From the data that follows, copy every line holding the string "Volume".

### Records about charts and figures
════════

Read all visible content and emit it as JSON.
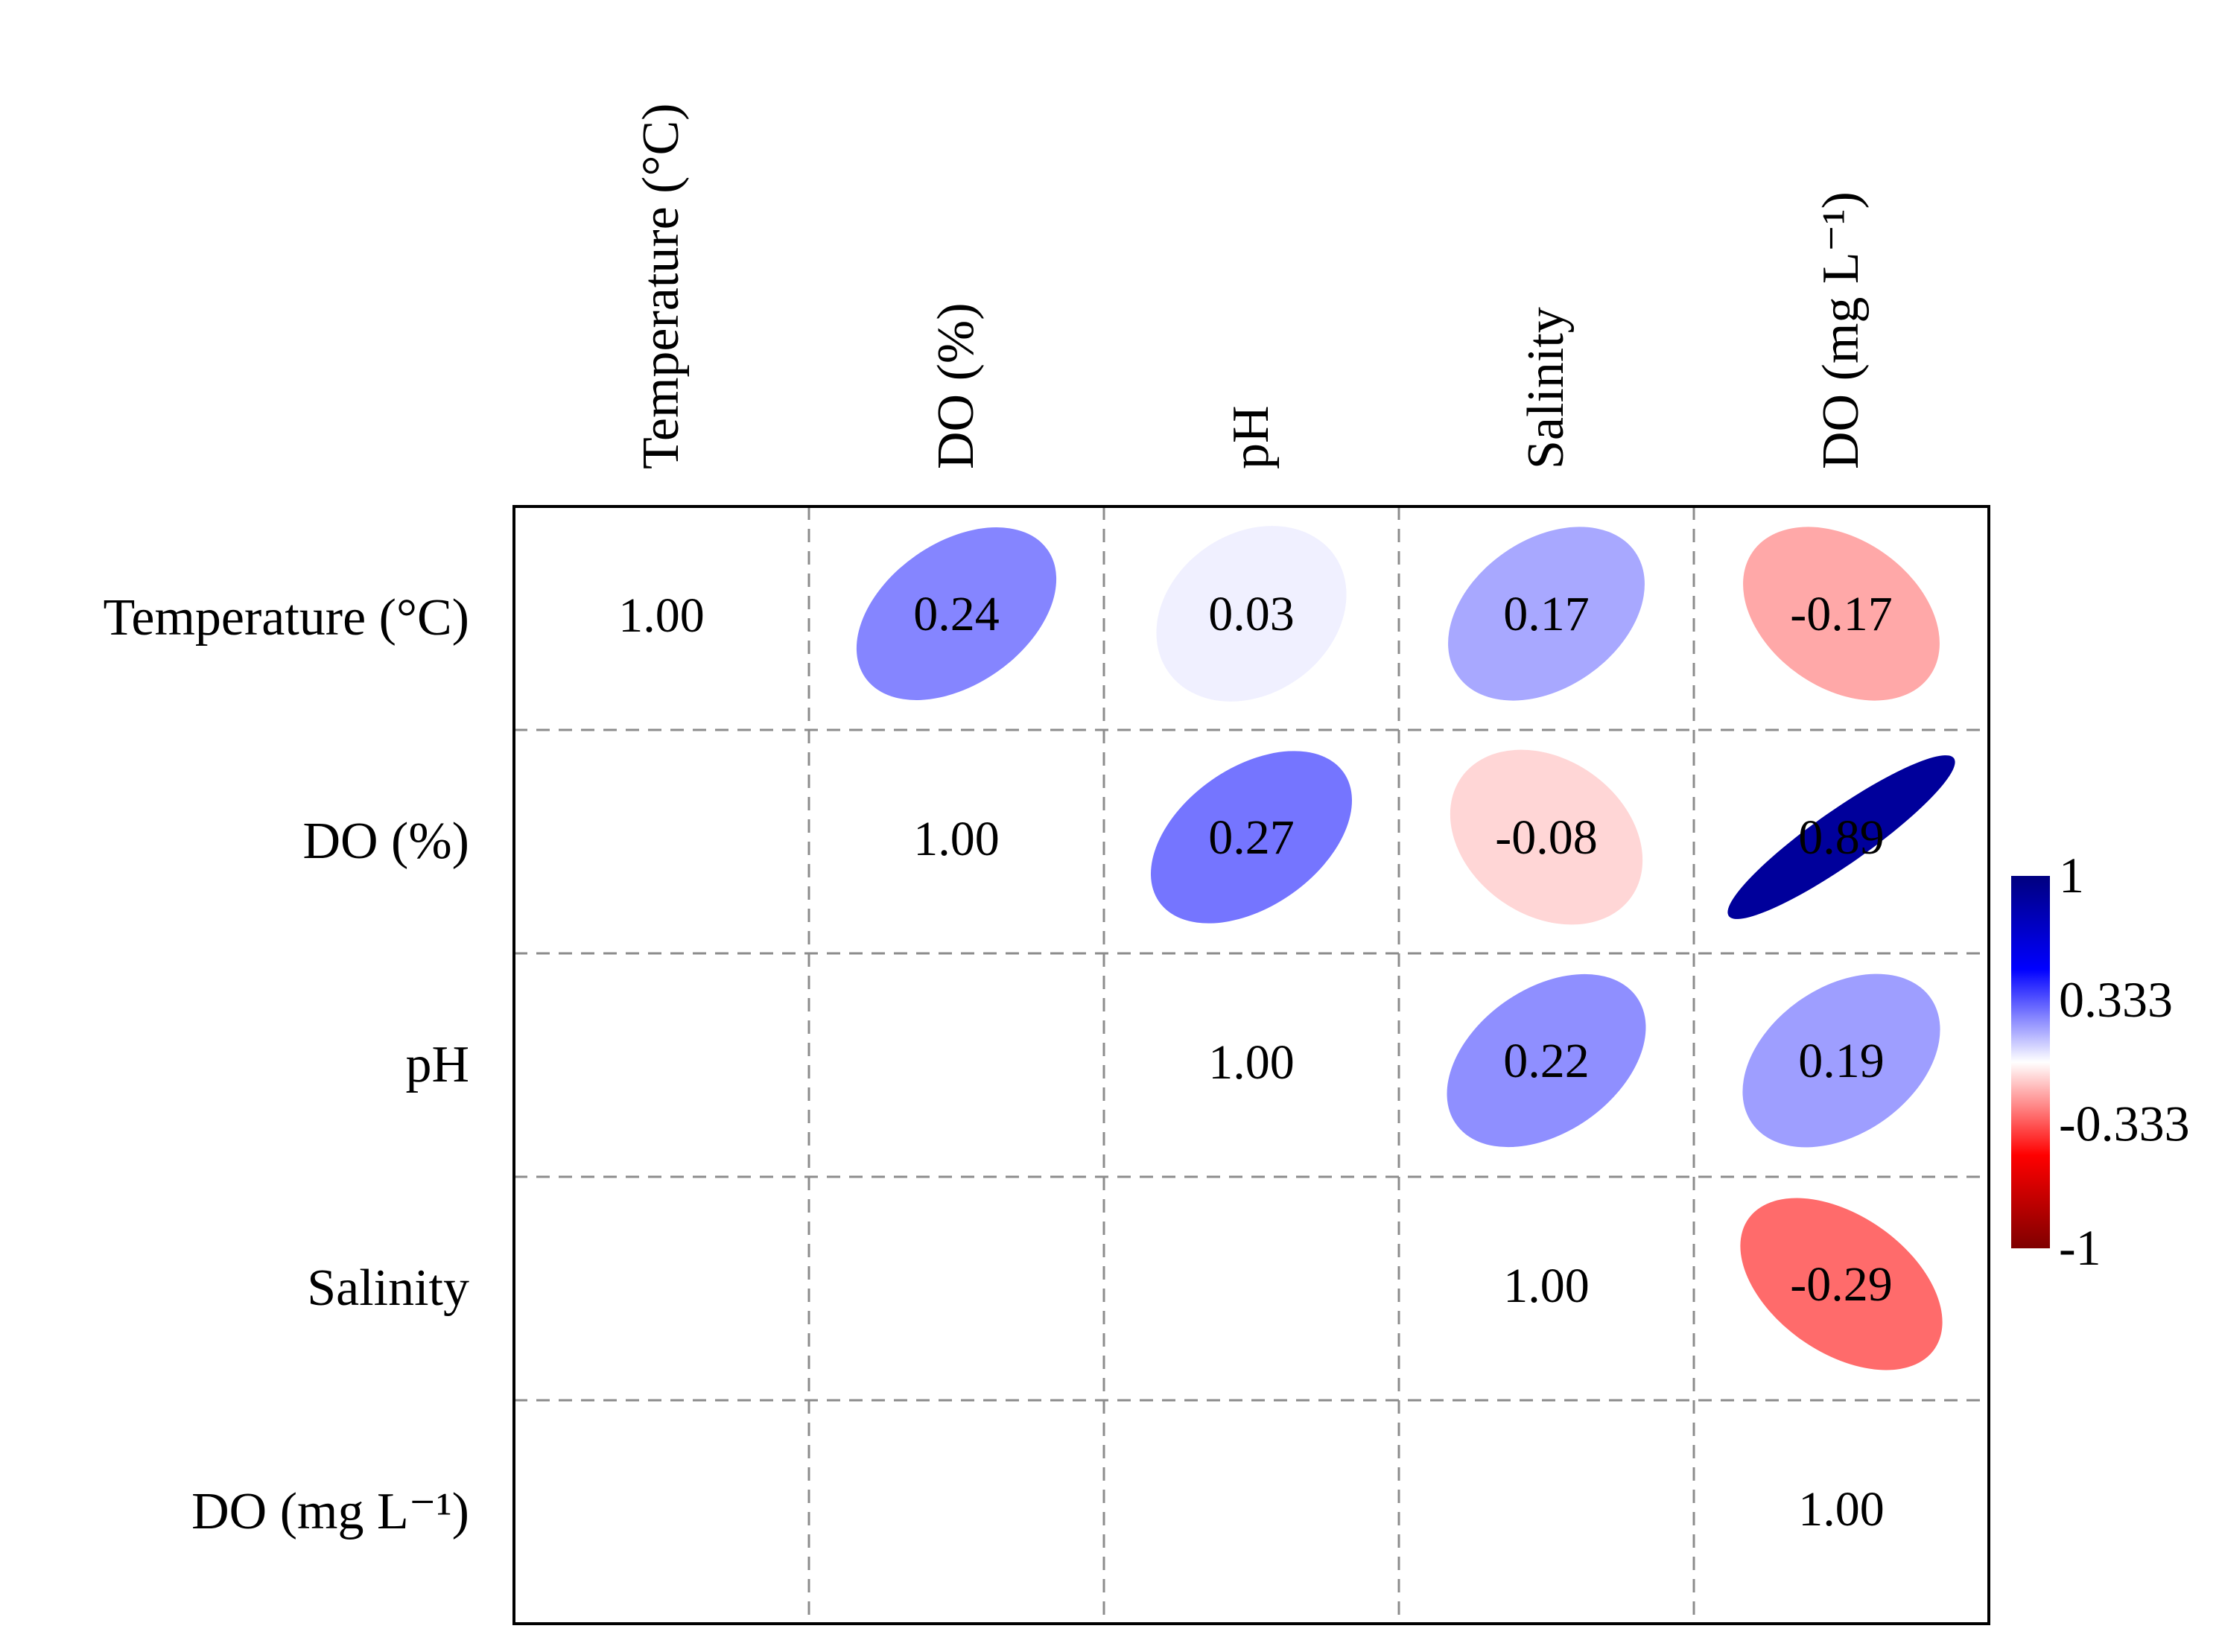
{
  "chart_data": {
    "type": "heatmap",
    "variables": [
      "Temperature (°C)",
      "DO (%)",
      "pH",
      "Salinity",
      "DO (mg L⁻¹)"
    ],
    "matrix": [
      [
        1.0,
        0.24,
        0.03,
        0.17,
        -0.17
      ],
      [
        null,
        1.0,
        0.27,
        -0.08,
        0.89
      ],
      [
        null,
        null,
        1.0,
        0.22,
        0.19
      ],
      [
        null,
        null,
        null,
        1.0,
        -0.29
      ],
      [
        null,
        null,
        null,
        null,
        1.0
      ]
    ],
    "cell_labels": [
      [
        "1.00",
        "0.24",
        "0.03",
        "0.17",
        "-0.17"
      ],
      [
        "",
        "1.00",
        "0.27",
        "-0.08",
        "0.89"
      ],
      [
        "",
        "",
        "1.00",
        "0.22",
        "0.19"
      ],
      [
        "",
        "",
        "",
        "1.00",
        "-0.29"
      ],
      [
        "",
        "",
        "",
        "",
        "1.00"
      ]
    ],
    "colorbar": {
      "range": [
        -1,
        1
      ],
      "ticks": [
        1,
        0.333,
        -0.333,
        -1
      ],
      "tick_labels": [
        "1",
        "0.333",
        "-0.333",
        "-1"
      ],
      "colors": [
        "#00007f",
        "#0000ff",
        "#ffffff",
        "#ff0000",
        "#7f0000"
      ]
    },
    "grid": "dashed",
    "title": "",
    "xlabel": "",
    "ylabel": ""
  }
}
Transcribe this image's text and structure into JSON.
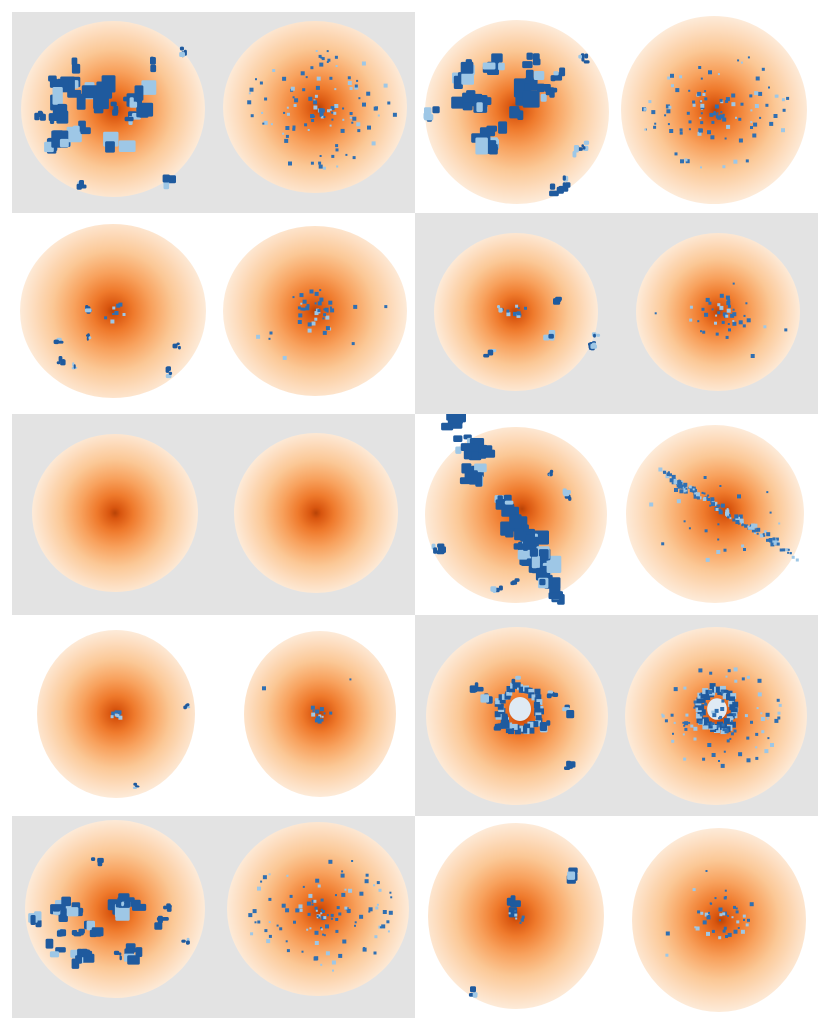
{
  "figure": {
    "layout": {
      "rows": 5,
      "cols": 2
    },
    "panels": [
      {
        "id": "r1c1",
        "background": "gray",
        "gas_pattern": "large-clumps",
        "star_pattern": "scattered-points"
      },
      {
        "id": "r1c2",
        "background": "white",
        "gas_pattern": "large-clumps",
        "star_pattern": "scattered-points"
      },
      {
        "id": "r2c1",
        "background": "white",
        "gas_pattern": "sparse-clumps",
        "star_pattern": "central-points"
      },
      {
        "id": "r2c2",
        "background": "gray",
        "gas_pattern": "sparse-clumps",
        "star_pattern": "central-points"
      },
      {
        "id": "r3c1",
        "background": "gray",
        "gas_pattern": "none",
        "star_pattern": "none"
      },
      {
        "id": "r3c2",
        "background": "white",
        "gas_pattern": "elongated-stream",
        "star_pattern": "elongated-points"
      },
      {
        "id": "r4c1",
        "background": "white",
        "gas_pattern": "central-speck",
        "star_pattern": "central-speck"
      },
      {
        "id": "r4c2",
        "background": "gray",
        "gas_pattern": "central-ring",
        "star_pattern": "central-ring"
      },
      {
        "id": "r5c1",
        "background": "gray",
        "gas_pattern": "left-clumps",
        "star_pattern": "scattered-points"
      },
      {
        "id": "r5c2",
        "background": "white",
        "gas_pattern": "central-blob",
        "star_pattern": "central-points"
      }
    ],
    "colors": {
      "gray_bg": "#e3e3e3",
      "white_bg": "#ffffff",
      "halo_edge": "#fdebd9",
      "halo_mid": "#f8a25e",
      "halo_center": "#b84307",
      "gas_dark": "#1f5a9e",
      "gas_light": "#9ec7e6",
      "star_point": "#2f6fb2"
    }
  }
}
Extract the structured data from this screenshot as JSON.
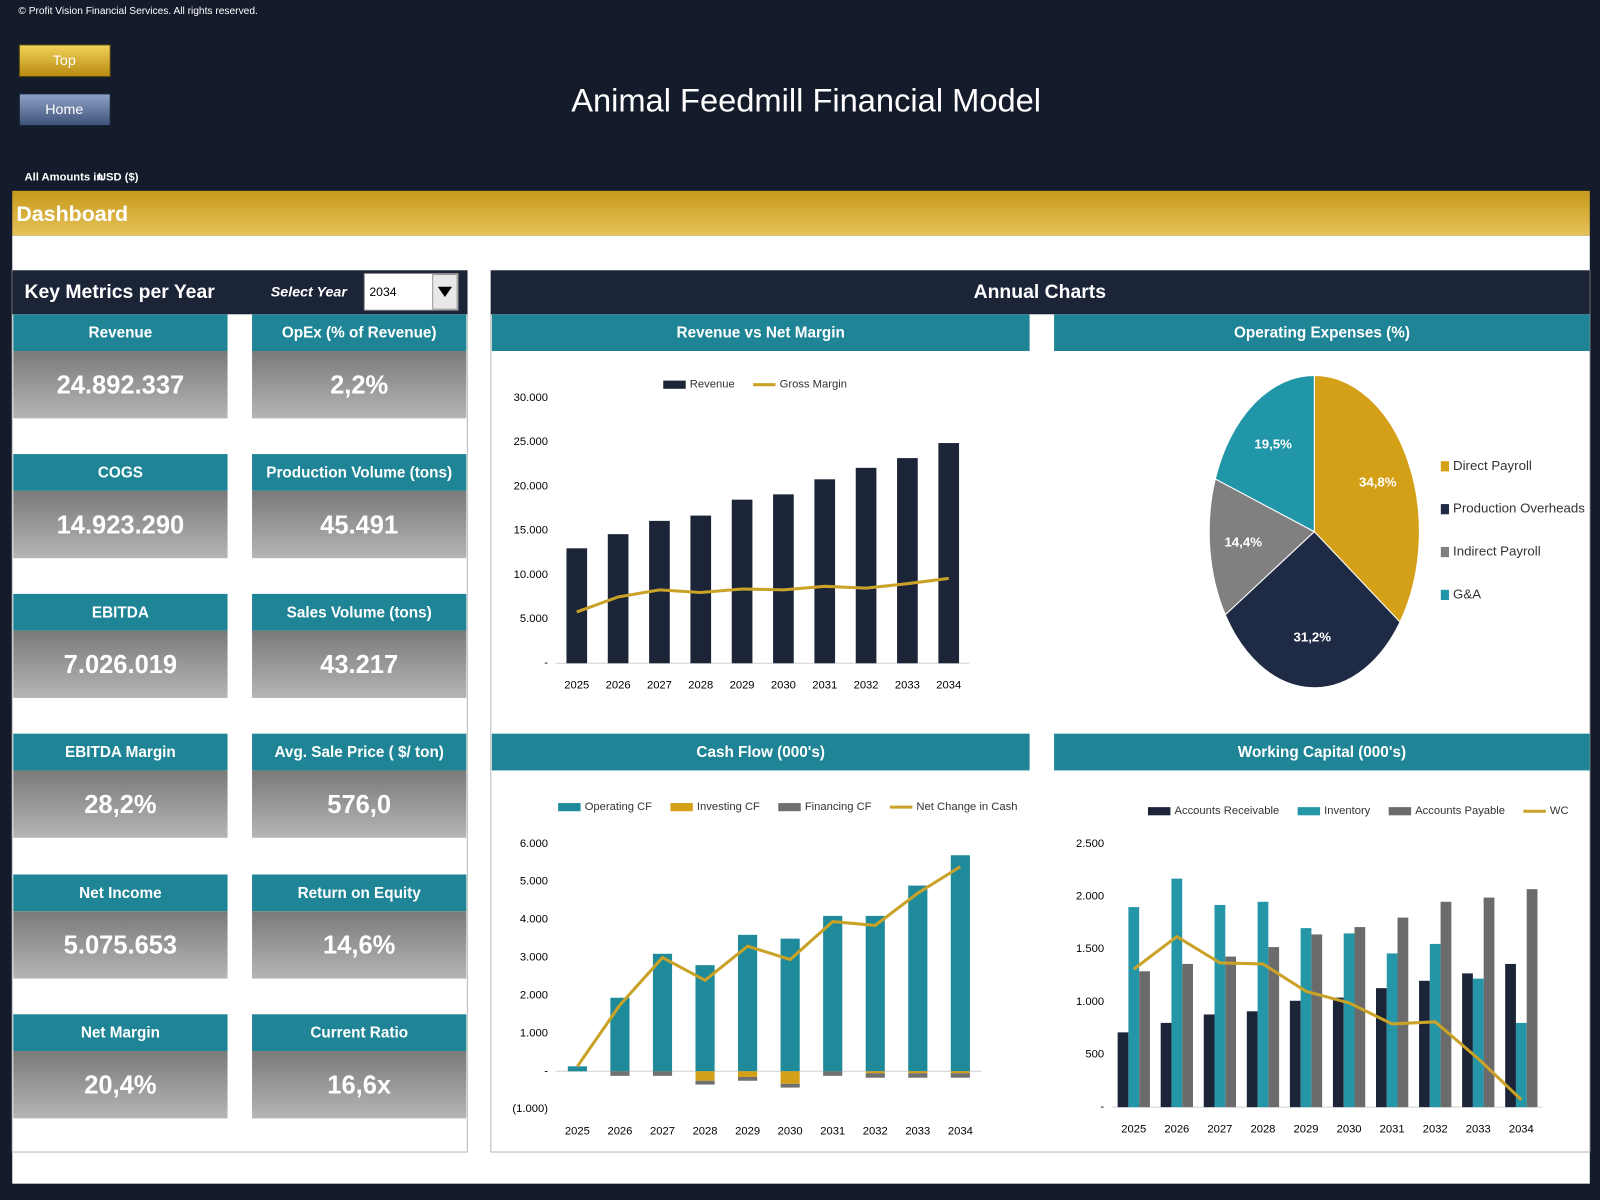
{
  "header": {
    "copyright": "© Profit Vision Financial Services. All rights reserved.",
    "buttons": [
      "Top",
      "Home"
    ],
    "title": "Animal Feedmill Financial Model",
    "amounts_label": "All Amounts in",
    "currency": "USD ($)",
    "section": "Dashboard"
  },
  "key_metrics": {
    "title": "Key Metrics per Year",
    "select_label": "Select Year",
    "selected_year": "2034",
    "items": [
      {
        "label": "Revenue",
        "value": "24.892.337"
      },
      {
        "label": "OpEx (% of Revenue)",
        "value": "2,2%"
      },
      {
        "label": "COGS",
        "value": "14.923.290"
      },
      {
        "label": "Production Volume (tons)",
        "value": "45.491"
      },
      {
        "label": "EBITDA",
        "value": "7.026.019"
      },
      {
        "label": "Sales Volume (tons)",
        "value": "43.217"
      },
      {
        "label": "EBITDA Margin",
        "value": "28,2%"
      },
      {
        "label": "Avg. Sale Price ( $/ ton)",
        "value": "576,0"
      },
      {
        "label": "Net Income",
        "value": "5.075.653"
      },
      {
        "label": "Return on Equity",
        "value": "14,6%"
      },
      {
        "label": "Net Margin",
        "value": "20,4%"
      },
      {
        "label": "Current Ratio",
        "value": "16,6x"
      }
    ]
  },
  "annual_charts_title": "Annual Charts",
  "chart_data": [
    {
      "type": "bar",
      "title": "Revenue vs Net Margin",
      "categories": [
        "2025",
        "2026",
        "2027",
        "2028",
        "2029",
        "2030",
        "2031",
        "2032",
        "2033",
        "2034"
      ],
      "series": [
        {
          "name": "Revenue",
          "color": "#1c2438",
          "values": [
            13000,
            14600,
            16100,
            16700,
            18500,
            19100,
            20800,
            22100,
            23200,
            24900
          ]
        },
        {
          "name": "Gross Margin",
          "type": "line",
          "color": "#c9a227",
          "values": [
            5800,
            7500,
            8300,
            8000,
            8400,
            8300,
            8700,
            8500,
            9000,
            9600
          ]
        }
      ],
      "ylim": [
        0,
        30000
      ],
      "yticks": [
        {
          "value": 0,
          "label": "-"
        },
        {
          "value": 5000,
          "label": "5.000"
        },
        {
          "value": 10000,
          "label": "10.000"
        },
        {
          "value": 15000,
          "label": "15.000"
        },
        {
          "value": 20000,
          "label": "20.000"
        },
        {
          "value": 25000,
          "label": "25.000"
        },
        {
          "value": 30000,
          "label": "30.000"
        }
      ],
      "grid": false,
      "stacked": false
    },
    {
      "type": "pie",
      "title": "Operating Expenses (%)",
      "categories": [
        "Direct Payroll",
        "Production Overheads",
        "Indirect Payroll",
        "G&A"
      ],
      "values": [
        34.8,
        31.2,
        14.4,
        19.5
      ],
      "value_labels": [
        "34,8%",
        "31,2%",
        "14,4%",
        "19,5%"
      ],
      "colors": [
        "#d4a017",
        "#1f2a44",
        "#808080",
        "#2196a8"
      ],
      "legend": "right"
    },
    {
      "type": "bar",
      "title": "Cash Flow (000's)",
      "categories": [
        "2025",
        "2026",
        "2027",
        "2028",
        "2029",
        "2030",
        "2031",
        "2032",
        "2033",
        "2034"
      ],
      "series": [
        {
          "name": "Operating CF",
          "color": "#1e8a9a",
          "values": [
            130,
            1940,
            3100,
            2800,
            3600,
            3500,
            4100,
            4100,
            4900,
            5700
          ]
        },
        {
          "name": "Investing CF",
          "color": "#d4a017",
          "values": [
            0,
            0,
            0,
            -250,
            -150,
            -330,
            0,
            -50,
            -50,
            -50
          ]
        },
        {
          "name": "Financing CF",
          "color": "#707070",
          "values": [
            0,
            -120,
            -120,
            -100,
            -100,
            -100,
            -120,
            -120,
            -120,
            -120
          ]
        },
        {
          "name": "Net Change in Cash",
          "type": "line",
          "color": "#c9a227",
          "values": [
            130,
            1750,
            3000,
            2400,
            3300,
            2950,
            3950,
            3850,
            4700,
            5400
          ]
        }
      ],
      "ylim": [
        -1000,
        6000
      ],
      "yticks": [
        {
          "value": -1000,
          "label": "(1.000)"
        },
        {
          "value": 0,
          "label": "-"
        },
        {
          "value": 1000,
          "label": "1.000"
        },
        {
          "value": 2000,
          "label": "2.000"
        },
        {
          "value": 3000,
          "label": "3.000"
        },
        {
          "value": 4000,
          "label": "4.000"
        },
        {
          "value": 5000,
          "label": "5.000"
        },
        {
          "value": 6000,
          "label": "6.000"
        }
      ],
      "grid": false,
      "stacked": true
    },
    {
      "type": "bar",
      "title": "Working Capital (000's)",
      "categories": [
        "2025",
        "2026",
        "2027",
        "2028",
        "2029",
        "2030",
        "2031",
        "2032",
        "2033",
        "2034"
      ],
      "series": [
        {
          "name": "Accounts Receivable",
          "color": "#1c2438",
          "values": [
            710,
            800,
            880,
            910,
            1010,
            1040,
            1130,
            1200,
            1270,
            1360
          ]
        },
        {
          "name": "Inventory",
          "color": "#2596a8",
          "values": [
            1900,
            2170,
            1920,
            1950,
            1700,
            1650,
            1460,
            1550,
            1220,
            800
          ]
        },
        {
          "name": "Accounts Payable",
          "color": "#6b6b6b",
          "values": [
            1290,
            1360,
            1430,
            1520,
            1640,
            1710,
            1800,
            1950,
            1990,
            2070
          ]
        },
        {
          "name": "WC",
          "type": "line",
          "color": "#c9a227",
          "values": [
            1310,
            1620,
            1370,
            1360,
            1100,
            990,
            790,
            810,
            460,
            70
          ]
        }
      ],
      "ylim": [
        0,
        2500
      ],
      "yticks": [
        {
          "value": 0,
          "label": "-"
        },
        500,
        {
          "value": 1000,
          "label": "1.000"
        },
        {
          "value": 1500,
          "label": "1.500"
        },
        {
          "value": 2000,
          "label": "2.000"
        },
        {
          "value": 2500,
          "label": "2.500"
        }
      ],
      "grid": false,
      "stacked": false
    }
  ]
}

════════

### Written solution
        "label": "Production Volume (tons)",
        "label": "Sales Volume (tons)",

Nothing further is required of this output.